- **Short exercise**
Reproduce all lines of the listing below in which the word "with" occurs.

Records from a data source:
-=-=-=-=-
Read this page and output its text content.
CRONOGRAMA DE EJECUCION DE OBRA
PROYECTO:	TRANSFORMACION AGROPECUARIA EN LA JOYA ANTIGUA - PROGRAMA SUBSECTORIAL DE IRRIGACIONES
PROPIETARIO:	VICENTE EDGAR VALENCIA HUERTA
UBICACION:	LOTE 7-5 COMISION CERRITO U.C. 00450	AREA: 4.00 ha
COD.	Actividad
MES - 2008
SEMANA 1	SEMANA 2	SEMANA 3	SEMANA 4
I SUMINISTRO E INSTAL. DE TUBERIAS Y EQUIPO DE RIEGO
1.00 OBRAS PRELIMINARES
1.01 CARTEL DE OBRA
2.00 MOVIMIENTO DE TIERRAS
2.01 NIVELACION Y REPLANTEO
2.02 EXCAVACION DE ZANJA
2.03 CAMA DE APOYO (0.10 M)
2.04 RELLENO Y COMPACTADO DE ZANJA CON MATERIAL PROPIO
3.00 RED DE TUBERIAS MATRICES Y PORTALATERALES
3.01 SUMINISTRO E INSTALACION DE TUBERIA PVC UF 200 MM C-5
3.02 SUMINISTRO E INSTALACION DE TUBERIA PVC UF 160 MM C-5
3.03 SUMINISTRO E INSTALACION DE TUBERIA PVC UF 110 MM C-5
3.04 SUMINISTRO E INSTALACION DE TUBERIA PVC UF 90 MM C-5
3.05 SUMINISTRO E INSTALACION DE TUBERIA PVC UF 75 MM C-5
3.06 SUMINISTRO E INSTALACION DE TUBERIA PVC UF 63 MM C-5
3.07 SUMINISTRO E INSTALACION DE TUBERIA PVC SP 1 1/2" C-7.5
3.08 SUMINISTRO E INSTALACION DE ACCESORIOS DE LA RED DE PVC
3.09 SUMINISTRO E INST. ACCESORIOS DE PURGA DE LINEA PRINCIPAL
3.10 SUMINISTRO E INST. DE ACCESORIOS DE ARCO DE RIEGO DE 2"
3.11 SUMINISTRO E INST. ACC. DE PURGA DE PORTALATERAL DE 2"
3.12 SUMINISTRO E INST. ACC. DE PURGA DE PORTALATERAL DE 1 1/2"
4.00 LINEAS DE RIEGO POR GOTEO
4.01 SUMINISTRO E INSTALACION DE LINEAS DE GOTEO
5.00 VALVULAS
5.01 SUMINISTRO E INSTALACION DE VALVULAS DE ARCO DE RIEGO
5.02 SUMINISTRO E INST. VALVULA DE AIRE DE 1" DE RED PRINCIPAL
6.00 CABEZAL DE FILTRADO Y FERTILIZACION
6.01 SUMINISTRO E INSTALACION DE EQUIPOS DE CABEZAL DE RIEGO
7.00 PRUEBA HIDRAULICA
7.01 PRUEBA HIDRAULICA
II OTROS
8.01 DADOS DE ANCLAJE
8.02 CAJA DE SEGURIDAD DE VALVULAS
-=-=-=-=-
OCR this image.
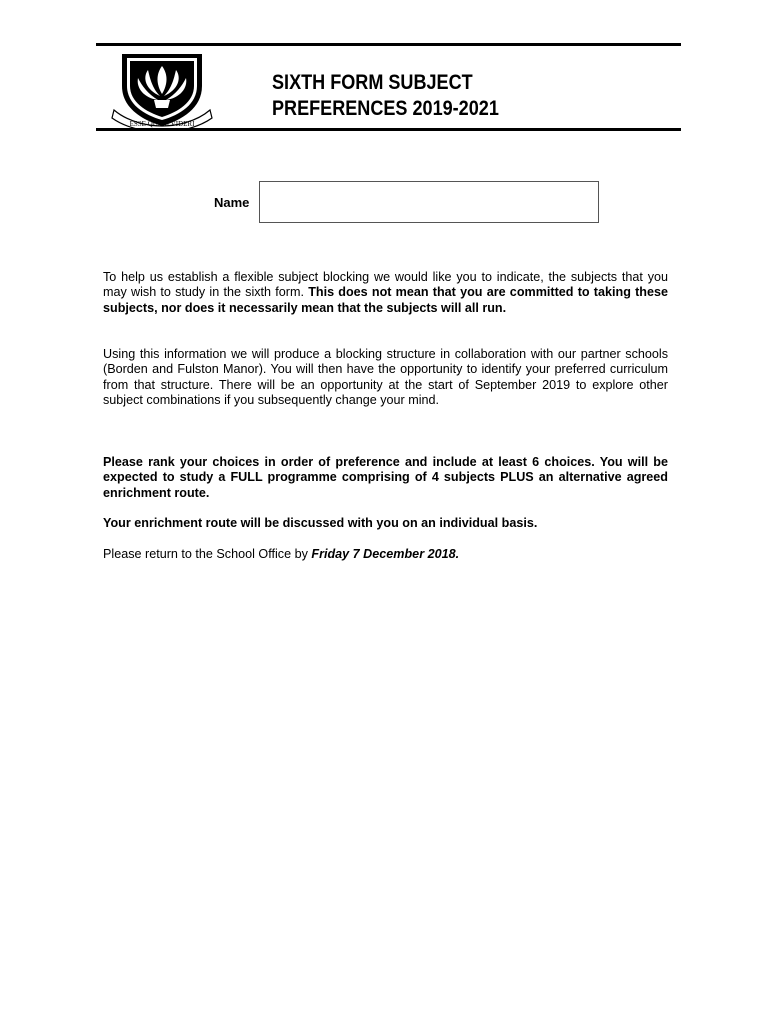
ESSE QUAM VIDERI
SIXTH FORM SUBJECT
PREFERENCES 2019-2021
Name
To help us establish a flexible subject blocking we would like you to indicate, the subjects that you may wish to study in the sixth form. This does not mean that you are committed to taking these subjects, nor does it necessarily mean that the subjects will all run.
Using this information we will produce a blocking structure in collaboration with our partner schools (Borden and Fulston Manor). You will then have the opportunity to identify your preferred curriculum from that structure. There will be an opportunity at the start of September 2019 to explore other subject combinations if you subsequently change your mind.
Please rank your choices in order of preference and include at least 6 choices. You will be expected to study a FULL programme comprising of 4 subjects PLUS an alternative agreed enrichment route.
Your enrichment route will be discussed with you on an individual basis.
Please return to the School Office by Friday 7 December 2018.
-=-=-=-=-
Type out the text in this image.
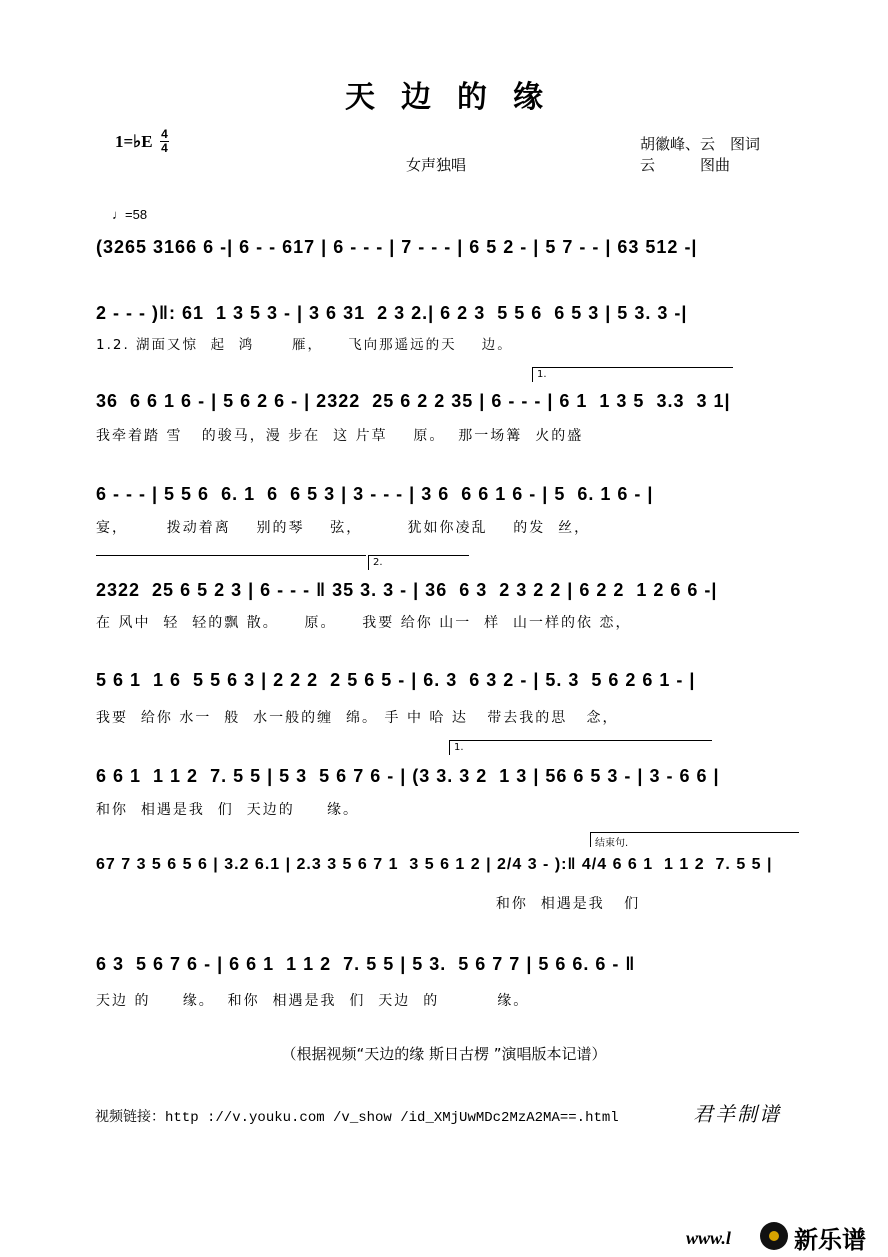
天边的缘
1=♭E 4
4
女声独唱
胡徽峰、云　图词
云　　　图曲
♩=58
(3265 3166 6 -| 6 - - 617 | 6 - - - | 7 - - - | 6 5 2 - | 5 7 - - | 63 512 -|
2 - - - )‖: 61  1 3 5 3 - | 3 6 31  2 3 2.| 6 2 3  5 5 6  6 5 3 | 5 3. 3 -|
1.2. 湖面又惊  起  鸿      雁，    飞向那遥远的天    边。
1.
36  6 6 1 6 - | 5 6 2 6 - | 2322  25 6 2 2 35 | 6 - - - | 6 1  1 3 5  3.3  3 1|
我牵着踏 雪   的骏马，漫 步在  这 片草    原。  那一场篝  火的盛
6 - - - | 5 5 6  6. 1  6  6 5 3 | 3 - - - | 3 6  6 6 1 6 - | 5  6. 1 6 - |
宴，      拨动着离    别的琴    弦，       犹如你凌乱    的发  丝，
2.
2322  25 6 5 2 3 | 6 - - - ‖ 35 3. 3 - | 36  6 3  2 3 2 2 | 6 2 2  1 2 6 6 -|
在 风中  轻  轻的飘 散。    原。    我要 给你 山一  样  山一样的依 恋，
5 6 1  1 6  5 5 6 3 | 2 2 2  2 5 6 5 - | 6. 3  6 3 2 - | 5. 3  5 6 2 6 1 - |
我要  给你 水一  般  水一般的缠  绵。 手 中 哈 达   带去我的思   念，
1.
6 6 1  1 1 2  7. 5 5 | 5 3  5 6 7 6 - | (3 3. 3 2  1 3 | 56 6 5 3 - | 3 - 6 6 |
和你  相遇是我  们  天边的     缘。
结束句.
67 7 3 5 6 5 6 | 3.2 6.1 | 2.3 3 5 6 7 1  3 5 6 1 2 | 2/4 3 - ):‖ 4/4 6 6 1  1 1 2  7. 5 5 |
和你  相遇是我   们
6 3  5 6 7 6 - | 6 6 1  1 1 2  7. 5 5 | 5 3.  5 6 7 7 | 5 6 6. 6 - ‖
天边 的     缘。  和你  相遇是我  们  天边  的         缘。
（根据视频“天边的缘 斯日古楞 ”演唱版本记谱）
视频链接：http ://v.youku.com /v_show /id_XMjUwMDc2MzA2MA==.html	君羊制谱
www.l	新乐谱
-=-=-=-=-
- **Written response**
Using this information we will produce a blocking structure in collaboration with our partner schools (Borden and Fulston Manor). You will then have the opportunity to identify your preferred curriculum from that structure. There will be an opportunity at the start of September 2019 to explore other subject combinations if you subsequently change your mind.
Your enrichment route will be discussed with you on an individual basis.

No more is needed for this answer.